• Set task
Note each line where "приостановления" appears, and copy it.

• Provided records
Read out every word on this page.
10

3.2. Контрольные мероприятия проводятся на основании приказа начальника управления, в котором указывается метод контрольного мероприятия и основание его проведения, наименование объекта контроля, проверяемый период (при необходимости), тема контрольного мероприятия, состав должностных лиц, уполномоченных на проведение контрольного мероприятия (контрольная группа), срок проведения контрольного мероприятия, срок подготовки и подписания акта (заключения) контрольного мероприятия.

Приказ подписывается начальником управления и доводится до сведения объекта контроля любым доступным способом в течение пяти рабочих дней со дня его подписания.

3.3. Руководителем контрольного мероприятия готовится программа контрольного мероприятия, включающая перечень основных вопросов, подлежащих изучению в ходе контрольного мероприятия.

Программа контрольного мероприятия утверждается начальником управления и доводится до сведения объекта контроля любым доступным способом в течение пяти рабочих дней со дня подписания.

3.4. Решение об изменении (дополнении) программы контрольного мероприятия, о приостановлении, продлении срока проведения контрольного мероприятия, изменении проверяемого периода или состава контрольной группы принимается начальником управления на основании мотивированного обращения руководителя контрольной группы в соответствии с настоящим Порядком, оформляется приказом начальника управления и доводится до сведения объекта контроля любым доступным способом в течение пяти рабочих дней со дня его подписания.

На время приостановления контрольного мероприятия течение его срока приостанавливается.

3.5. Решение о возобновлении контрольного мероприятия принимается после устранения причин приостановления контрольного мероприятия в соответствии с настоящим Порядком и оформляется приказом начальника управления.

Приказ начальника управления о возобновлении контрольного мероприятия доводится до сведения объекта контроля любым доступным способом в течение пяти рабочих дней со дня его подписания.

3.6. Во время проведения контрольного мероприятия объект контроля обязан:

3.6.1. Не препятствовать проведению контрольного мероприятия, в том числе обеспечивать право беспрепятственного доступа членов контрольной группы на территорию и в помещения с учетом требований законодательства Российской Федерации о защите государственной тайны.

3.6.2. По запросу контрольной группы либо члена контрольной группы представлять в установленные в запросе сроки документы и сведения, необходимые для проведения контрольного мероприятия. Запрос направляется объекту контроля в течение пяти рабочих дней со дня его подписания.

• Exercise answer
На время приостановления контрольного мероприятия течение его срока приостанавливается.
3.5. Решение о возобновлении контрольного мероприятия принимается после устранения причин приостановления контрольного мероприятия в соответствии с настоящим Порядком и оформляется приказом начальника управления.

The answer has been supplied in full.